# start of SOURCE MATERIAL
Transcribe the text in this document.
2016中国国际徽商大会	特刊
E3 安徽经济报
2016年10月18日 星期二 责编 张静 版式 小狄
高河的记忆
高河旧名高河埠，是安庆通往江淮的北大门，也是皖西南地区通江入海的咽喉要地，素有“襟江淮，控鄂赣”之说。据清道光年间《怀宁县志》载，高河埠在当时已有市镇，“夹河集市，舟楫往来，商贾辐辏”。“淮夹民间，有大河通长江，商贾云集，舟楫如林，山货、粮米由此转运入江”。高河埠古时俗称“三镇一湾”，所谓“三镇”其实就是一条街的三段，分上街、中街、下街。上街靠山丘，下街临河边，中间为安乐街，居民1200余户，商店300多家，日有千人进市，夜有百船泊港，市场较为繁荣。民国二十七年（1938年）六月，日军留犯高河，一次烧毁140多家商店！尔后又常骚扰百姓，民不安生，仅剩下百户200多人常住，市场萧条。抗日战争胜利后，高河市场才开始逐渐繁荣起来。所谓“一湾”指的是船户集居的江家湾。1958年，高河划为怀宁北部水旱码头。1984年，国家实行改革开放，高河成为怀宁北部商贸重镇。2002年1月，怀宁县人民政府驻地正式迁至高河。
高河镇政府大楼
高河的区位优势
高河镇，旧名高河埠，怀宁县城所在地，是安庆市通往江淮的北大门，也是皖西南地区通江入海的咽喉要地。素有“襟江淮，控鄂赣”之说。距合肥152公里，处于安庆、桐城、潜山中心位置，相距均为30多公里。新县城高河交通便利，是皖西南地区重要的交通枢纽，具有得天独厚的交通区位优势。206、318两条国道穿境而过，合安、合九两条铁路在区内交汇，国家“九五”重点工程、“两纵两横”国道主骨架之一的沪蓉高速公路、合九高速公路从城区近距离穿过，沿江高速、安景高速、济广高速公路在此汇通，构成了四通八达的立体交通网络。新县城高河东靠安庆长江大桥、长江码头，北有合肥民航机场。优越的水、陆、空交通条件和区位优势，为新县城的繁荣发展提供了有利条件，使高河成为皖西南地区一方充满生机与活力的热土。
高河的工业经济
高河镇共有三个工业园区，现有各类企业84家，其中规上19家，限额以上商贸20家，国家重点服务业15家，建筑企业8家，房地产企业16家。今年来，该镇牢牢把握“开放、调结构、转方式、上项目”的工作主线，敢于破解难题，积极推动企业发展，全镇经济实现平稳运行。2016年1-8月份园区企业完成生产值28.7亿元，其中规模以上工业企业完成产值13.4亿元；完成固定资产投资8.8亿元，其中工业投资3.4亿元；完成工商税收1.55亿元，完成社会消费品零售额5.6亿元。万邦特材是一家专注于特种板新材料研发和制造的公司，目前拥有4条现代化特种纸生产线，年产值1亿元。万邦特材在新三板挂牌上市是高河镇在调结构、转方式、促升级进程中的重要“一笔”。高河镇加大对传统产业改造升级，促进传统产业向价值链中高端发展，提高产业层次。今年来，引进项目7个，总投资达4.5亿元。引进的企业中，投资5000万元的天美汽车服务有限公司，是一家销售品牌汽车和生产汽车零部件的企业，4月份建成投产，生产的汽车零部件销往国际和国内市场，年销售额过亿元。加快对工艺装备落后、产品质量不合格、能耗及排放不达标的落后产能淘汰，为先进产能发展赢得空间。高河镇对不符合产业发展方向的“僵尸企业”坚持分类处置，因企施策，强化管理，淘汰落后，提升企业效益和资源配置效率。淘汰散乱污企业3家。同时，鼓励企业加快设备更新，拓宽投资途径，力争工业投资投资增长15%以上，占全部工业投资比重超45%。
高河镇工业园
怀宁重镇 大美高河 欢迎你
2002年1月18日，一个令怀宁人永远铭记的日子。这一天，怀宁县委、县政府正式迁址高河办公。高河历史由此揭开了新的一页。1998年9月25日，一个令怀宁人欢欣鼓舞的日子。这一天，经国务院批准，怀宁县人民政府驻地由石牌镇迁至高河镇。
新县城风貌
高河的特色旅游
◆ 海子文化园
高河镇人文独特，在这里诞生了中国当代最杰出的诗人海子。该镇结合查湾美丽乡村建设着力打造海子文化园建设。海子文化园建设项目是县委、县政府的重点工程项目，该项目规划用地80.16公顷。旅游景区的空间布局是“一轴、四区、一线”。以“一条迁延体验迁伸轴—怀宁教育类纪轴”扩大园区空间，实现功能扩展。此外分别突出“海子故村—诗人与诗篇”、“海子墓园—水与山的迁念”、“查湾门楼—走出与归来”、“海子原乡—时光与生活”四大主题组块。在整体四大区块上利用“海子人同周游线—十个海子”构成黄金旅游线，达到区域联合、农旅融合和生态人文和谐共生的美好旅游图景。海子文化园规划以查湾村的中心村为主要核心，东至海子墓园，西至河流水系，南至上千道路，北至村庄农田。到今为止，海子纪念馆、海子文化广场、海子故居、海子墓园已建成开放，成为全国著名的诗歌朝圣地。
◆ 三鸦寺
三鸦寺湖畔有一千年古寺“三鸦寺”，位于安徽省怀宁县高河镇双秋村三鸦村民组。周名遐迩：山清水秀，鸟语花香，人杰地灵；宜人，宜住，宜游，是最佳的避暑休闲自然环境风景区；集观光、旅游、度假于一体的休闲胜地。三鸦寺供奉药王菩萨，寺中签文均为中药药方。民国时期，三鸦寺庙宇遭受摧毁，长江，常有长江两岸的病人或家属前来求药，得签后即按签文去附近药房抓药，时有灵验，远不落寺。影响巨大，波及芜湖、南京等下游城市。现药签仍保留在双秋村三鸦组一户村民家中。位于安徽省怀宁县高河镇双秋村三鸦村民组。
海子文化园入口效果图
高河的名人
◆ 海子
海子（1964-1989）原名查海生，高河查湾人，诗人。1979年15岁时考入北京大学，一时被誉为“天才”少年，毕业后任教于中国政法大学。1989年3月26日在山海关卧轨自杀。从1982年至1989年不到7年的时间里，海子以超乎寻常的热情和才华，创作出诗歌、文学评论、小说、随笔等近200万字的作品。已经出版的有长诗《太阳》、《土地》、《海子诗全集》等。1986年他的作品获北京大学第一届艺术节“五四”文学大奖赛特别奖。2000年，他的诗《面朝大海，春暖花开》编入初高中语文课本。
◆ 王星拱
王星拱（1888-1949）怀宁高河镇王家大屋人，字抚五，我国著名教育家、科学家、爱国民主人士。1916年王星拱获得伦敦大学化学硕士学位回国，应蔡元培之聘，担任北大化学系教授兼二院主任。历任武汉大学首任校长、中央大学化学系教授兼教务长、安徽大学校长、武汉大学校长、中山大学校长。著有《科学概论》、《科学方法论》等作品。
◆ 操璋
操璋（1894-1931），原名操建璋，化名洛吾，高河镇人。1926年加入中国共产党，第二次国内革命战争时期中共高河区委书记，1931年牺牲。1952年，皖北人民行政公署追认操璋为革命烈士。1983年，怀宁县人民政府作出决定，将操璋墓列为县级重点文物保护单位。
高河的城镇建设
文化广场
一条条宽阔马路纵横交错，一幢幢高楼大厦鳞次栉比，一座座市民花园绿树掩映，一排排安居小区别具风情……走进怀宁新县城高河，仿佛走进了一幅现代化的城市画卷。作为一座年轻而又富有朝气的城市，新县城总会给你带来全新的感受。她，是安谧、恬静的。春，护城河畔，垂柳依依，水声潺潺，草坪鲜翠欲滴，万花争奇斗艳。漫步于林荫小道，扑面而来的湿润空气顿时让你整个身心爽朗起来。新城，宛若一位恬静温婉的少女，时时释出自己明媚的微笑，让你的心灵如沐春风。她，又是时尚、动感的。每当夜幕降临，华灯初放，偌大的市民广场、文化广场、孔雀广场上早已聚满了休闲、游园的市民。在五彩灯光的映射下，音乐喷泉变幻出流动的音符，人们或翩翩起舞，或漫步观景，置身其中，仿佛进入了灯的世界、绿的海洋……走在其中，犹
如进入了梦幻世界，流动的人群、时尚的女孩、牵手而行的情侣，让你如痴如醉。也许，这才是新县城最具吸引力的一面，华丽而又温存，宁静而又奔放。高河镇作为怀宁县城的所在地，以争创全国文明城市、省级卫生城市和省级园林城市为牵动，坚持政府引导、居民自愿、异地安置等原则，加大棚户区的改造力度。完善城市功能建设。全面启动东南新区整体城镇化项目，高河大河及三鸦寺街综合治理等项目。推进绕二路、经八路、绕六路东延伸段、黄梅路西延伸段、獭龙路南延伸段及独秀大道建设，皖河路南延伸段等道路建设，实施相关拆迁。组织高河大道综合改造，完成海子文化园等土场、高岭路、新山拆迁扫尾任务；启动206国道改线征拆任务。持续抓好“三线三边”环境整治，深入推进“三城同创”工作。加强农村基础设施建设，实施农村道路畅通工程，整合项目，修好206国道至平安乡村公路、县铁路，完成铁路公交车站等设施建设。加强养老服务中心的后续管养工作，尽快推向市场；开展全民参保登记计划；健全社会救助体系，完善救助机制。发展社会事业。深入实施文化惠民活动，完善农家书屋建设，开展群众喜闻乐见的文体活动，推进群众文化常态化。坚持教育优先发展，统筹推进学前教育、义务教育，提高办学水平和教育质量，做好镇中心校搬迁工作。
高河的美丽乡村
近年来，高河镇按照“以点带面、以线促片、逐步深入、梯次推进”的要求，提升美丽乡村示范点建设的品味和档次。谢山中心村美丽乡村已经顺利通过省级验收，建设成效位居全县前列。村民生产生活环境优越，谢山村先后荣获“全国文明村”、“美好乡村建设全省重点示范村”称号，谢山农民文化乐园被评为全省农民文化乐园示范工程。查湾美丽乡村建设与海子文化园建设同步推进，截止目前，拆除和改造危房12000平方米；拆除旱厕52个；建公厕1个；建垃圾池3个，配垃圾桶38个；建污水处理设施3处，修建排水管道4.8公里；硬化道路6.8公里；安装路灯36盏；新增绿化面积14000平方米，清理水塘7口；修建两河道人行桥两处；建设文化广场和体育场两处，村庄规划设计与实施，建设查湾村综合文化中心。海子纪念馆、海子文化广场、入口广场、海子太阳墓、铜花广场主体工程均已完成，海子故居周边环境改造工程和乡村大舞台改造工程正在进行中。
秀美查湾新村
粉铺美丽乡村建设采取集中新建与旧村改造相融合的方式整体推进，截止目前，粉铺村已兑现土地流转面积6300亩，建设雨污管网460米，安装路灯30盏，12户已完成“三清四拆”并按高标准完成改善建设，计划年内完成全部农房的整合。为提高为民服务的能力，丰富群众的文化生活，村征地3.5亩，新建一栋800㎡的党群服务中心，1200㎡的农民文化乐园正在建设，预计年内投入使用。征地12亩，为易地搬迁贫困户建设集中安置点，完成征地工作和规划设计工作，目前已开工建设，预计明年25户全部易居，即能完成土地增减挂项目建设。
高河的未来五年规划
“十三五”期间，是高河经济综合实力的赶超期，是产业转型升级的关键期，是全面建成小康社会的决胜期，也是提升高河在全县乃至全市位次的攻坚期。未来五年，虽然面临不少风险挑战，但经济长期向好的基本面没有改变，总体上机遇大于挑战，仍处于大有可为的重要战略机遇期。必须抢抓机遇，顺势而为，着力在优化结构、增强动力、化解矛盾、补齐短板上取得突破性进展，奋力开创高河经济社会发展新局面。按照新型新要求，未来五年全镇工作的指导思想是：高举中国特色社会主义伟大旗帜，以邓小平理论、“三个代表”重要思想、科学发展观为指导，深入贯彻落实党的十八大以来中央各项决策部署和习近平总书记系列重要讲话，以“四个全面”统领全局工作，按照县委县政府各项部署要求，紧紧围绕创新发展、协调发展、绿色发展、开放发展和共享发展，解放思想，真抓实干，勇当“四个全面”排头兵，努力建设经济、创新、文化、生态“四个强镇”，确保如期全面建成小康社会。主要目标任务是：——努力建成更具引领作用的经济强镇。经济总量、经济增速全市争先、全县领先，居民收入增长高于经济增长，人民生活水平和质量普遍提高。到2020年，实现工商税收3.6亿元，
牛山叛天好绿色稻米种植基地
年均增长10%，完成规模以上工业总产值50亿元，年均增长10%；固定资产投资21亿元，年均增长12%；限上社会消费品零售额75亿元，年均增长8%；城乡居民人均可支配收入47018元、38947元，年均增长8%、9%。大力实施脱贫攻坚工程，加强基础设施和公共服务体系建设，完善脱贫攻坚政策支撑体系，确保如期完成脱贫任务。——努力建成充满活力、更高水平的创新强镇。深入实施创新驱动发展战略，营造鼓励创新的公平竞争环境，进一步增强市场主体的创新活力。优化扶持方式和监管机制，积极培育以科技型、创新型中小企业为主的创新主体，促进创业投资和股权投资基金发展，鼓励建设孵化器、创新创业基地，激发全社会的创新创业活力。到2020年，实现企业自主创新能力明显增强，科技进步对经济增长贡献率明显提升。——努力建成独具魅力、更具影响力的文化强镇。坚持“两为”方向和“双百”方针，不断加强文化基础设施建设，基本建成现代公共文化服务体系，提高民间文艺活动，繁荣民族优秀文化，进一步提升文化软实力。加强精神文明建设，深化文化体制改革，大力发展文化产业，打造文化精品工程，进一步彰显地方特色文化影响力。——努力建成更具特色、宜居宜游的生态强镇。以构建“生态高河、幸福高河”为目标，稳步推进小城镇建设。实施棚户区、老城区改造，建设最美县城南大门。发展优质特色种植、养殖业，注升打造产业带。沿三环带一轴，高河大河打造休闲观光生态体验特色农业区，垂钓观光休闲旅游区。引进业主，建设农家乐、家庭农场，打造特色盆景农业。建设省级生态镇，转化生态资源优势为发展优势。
# end of SOURCE MATERIAL
Scan the listing above and copy all lines containing the word "也是皖西南地区通江入海的咽喉要地".

高河旧名高河埠，是安庆通往江淮的北大门，也是皖西南地区通江入海的咽喉要地，素有“襟江淮，控鄂赣”之说。据清道光年间《怀宁县志》载，高河埠在当时已有市镇，“夹河集市，舟楫往来，商贾辐辏”。“淮夹民间，有大河通长江，商贾云集，舟楫如林，山货、粮米由此转运入江”。高河埠古时俗称“三镇一湾”，所谓“三镇”其实就是一条街的三段，分上街、中街、下街。上街靠山丘，下街临河边，中间为安乐街，居民1200余户，商店300多家，日有千人进市，夜有百船泊港，市场较为繁荣。民国二十七年（1938年）六月，日军留犯高河，一次烧毁140多家商店！尔后又常骚扰百姓，民不安生，仅剩下百户200多人常住，市场萧条。抗日战争胜利后，高河市场才开始逐渐繁荣起来。所谓“一湾”指的是船户集居的江家湾。1958年，高河划为怀宁北部水旱码头。1984年，国家实行改革开放，高河成为怀宁北部商贸重镇。2002年1月，怀宁县人民政府驻地正式迁至高河。
高河镇，旧名高河埠，怀宁县城所在地，是安庆市通往江淮的北大门，也是皖西南地区通江入海的咽喉要地。素有“襟江淮，控鄂赣”之说。距合肥152公里，处于安庆、桐城、潜山中心位置，相距均为30多公里。新县城高河交通便利，是皖西南地区重要的交通枢纽，具有得天独厚的交通区位优势。206、318两条国道穿境而过，合安、合九两条铁路在区内交汇，国家“九五”重点工程、“两纵两横”国道主骨架之一的沪蓉高速公路、合九高速公路从城区近距离穿过，沿江高速、安景高速、济广高速公路在此汇通，构成了四通八达的立体交通网络。新县城高河东靠安庆长江大桥、长江码头，北有合肥民航机场。优越的水、陆、空交通条件和区位优势，为新县城的繁荣发展提供了有利条件，使高河成为皖西南地区一方充满生机与活力的热土。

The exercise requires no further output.